• Do this
Starting with the line that holds "Extract the chart's", repeat each line through the last one below, exactly. Pictures stay out.

****************

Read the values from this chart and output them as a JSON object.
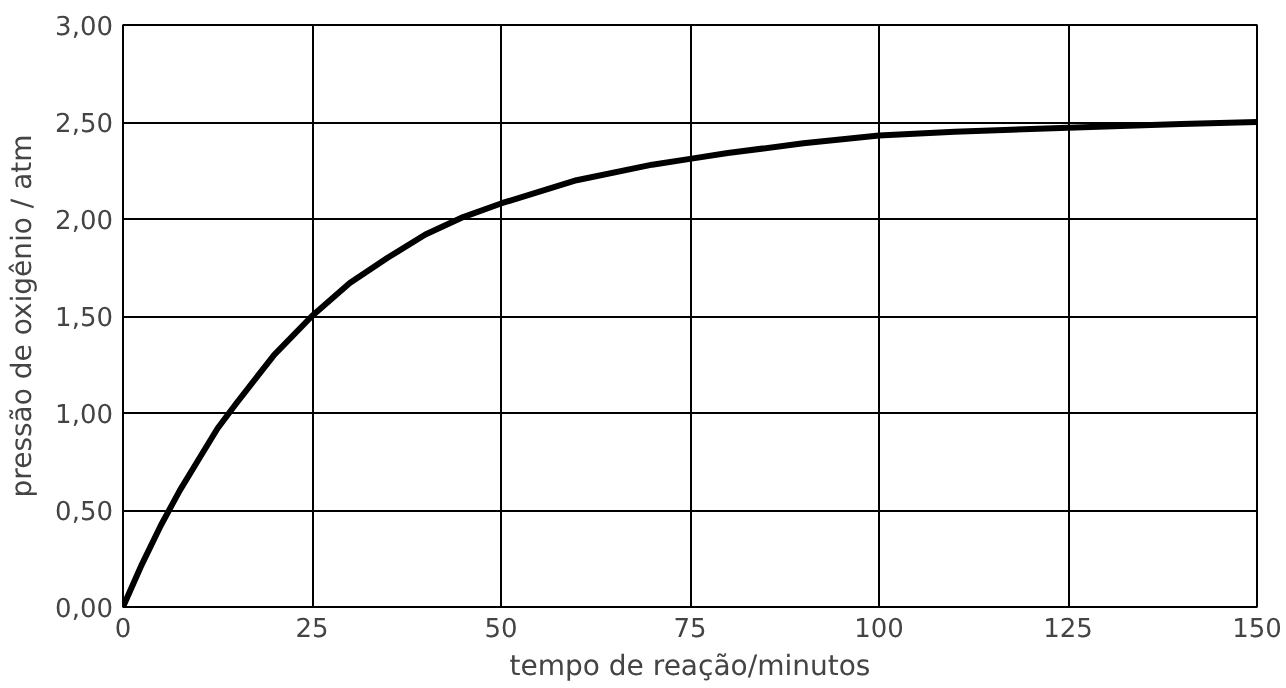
{
  "chart_data": {
    "type": "line",
    "xlabel": "tempo de reação/minutos",
    "ylabel": "pressão de oxigênio / atm",
    "series": [
      {
        "color": "#000000",
        "x": [
          0,
          2.5,
          5,
          7.5,
          10,
          12.5,
          15,
          20,
          25,
          30,
          35,
          40,
          45,
          50,
          60,
          70,
          75,
          80,
          90,
          100,
          110,
          125,
          140,
          150
        ],
        "values": [
          0,
          0.22,
          0.42,
          0.6,
          0.76,
          0.92,
          1.05,
          1.3,
          1.5,
          1.67,
          1.8,
          1.92,
          2.01,
          2.08,
          2.2,
          2.28,
          2.31,
          2.34,
          2.39,
          2.43,
          2.45,
          2.47,
          2.49,
          2.5
        ]
      }
    ],
    "xlim": [
      0,
      150
    ],
    "xticks": [
      0,
      25,
      50,
      75,
      100,
      125,
      150
    ],
    "ylim": [
      0,
      3
    ],
    "yticks": [
      {
        "value": 0,
        "label": "0,00"
      },
      {
        "value": 0.5,
        "label": "0,50"
      },
      {
        "value": 1,
        "label": "1,00"
      },
      {
        "value": 1.5,
        "label": "1,50"
      },
      {
        "value": 2,
        "label": "2,00"
      },
      {
        "value": 2.5,
        "label": "2,50"
      },
      {
        "value": 3,
        "label": "3,00"
      }
    ],
    "grid": true,
    "marker": "none",
    "line_style": "solid"
  }
}
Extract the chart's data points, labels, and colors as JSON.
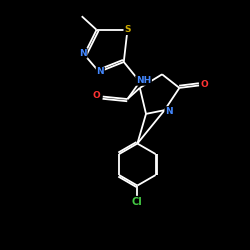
{
  "bg_color": "#000000",
  "bond_color": "#ffffff",
  "atom_colors": {
    "N": "#4488ff",
    "S": "#ccaa00",
    "O": "#ff3333",
    "Cl": "#44cc44",
    "C": "#ffffff",
    "H": "#ffffff"
  },
  "figsize": [
    2.5,
    2.5
  ],
  "dpi": 100
}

****************

• Answer to this exercise
Extract the chart's data points, labels, and colors as JSON.
{
  "bg_color": "#000000",
  "bond_color": "#ffffff",
  "atom_colors": {
    "N": "#4488ff",
    "S": "#ccaa00",
    "O": "#ff3333",
    "Cl": "#44cc44",
    "C": "#ffffff",
    "H": "#ffffff"
  },
  "figsize": [
    2.5,
    2.5
  ],
  "dpi": 100
}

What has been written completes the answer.